* **THE EXERCISE**
Show every line that has the string "orientation" in it.

— start SUPPLIED DATA —

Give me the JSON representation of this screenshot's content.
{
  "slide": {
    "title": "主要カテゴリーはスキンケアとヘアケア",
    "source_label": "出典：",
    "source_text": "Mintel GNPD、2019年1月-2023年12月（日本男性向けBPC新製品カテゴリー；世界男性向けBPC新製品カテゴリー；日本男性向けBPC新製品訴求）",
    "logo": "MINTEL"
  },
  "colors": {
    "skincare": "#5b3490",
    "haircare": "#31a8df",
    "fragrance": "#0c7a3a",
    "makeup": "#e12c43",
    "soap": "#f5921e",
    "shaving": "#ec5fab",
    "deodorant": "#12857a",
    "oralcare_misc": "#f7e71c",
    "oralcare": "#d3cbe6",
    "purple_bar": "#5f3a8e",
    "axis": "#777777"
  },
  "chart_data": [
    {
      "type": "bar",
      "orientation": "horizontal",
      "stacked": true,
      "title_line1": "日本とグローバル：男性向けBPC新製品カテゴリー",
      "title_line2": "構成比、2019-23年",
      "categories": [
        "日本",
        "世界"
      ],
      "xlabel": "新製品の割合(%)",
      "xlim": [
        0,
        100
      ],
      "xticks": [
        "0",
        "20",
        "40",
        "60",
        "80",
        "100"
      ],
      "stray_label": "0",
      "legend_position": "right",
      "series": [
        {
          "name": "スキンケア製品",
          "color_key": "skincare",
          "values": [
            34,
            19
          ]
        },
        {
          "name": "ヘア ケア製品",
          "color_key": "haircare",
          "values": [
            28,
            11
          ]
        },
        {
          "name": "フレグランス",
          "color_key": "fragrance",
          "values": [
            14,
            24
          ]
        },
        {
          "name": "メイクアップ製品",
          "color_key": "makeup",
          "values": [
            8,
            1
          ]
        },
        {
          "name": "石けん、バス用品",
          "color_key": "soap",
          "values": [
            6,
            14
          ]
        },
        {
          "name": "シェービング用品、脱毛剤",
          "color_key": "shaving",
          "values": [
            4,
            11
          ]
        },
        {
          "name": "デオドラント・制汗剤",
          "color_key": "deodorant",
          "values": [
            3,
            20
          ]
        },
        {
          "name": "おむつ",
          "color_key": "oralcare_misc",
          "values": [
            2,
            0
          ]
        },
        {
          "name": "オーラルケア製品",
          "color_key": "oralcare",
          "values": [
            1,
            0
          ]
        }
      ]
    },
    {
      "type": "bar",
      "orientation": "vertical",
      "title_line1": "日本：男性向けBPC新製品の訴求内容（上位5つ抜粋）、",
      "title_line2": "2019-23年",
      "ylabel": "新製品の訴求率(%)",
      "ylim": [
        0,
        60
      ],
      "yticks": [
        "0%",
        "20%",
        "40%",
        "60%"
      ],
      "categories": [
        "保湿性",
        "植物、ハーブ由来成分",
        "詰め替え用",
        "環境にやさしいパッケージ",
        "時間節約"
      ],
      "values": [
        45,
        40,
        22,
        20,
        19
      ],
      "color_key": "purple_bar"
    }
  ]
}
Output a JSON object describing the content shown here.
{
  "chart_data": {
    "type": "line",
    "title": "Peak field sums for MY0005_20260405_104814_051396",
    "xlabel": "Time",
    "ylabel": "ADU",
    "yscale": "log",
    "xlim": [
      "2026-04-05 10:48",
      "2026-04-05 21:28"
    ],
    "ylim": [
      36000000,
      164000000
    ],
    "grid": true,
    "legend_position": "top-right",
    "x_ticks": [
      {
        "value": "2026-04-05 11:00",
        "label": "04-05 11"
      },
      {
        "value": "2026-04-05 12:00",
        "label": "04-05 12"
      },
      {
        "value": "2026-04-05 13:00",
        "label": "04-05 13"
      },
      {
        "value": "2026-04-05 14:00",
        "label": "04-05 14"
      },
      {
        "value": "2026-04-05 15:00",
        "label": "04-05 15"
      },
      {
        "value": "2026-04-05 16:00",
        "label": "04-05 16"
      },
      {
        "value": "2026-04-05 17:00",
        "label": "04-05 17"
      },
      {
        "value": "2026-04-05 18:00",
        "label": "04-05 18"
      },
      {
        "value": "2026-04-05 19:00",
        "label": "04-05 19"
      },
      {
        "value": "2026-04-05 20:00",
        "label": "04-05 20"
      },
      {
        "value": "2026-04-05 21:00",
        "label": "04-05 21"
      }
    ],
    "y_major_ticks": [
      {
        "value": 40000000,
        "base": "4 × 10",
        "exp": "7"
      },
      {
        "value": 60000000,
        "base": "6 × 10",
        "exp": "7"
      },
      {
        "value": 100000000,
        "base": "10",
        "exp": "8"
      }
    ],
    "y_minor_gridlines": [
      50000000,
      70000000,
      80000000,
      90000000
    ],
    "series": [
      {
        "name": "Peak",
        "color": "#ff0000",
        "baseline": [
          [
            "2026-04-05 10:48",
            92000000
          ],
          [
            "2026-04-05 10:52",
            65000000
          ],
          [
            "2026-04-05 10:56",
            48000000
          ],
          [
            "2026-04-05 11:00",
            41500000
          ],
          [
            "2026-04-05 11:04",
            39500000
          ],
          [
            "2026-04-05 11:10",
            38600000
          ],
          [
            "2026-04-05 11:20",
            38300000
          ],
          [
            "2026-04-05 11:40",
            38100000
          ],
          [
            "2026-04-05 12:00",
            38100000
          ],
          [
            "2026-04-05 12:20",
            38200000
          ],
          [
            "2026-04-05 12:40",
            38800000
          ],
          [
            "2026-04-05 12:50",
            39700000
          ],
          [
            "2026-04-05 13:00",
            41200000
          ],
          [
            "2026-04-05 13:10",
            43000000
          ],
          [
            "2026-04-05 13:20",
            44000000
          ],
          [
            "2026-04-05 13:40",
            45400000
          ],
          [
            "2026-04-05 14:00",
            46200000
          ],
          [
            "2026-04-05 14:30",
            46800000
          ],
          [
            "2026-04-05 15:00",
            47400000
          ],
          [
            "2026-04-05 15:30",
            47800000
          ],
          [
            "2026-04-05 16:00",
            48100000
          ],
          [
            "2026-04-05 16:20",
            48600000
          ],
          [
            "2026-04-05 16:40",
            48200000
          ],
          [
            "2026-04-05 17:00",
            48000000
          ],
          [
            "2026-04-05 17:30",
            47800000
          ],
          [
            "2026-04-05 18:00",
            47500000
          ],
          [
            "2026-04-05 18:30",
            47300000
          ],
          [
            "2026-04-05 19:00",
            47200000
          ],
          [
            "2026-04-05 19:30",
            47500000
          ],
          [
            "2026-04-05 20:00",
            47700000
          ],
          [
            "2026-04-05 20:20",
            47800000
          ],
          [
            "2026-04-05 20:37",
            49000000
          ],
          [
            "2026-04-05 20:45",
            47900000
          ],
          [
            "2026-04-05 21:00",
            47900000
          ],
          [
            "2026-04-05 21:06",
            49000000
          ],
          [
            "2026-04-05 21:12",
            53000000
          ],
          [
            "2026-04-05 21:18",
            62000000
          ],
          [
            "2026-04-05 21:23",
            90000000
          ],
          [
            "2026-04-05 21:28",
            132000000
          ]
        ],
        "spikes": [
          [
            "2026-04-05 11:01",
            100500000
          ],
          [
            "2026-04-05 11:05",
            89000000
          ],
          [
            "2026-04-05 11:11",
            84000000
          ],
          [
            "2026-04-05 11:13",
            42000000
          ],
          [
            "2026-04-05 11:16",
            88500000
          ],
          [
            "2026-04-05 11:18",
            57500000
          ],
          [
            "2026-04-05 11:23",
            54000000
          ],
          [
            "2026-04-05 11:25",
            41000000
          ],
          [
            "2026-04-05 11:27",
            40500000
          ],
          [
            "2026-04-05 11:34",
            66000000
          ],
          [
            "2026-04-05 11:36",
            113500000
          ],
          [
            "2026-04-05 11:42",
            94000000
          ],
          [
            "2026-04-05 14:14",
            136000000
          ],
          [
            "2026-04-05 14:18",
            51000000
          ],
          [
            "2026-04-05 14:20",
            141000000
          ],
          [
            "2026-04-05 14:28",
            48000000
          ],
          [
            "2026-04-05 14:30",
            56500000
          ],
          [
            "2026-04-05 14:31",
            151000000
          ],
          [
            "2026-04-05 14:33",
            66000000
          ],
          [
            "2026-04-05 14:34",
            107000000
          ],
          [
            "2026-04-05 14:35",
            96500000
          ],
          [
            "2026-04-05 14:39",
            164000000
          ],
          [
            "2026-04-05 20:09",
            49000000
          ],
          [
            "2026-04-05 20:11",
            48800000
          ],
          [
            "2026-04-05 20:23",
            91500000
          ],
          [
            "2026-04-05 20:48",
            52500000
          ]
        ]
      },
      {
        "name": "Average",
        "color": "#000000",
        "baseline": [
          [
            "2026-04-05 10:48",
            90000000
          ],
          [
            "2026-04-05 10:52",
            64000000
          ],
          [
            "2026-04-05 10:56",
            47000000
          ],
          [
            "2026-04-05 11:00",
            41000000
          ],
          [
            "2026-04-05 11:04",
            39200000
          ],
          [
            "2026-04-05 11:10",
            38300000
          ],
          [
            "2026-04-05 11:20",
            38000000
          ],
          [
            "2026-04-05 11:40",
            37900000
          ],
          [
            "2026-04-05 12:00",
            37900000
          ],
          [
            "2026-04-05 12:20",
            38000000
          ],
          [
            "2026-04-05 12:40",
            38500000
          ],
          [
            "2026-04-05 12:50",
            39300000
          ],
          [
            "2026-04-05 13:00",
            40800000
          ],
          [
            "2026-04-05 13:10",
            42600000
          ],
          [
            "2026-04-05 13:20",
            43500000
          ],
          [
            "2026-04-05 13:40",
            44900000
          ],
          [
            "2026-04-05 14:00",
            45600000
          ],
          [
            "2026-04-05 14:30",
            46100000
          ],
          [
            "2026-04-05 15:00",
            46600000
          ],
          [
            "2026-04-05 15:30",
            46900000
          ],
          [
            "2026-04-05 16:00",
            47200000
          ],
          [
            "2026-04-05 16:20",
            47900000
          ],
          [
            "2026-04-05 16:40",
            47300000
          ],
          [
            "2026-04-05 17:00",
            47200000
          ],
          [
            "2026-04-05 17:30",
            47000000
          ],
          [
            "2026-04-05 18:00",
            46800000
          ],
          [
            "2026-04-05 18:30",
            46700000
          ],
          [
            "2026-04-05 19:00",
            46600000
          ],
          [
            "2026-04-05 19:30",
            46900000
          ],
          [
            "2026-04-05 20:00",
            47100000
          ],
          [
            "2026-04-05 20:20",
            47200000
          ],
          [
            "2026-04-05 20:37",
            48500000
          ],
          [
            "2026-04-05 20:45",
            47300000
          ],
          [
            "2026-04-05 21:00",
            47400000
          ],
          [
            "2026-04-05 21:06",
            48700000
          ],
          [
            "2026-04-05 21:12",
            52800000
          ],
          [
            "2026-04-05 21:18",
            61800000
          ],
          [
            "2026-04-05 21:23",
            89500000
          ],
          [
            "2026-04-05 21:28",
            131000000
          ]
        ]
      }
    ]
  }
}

— end SUPPLIED DATA —

* **RESPONSE TO THIS TASK**
      "orientation": "horizontal",
      "orientation": "vertical",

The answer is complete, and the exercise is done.